**Direction**.
In full and without alteration, give the listing again.

+++ Records supplied

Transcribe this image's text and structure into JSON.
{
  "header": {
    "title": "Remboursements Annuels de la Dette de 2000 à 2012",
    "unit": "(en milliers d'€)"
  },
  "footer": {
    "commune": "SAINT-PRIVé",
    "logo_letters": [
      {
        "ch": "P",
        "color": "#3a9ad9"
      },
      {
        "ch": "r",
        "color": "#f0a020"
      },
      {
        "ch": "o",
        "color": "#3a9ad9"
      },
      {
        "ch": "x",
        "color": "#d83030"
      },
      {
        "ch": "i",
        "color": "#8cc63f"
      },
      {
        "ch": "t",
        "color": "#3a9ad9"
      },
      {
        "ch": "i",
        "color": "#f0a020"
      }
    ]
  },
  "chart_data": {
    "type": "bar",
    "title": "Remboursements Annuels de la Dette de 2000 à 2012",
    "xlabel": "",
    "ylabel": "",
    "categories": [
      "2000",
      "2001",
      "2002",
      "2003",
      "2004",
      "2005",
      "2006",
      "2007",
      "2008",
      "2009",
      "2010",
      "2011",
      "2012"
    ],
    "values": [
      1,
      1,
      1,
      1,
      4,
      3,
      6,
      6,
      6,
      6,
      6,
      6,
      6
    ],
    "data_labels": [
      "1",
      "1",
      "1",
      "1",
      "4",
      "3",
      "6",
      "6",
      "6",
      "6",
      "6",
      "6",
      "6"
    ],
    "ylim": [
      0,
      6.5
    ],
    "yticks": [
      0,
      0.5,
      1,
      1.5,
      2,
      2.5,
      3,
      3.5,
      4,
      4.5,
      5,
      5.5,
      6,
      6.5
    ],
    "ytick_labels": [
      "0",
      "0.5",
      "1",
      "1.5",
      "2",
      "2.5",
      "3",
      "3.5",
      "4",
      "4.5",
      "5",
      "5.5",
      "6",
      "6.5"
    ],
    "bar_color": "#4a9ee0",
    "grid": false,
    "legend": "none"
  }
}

++++++

**Written solution**.
Transcribe this image's text and structure into JSON.
{
  "header": {
    "title": "Remboursements Annuels de la Dette de 2000 à 2012",
    "unit": "(en milliers d'€)"
  },
  "footer": {
    "commune": "SAINT-PRIVé",
    "logo_letters": [
      {
        "ch": "P",
        "color": "#3a9ad9"
      },
      {
        "ch": "r",
        "color": "#f0a020"
      },
      {
        "ch": "o",
        "color": "#3a9ad9"
      },
      {
        "ch": "x",
        "color": "#d83030"
      },
      {
        "ch": "i",
        "color": "#8cc63f"
      },
      {
        "ch": "t",
        "color": "#3a9ad9"
      },
      {
        "ch": "i",
        "color": "#f0a020"
      }
    ]
  },
  "chart_data": {
    "type": "bar",
    "title": "Remboursements Annuels de la Dette de 2000 à 2012",
    "xlabel": "",
    "ylabel": "",
    "categories": [
      "2000",
      "2001",
      "2002",
      "2003",
      "2004",
      "2005",
      "2006",
      "2007",
      "2008",
      "2009",
      "2010",
      "2011",
      "2012"
    ],
    "values": [
      1,
      1,
      1,
      1,
      4,
      3,
      6,
      6,
      6,
      6,
      6,
      6,
      6
    ],
    "data_labels": [
      "1",
      "1",
      "1",
      "1",
      "4",
      "3",
      "6",
      "6",
      "6",
      "6",
      "6",
      "6",
      "6"
    ],
    "ylim": [
      0,
      6.5
    ],
    "yticks": [
      0,
      0.5,
      1,
      1.5,
      2,
      2.5,
      3,
      3.5,
      4,
      4.5,
      5,
      5.5,
      6,
      6.5
    ],
    "ytick_labels": [
      "0",
      "0.5",
      "1",
      "1.5",
      "2",
      "2.5",
      "3",
      "3.5",
      "4",
      "4.5",
      "5",
      "5.5",
      "6",
      "6.5"
    ],
    "bar_color": "#4a9ee0",
    "grid": false,
    "legend": "none"
  }
}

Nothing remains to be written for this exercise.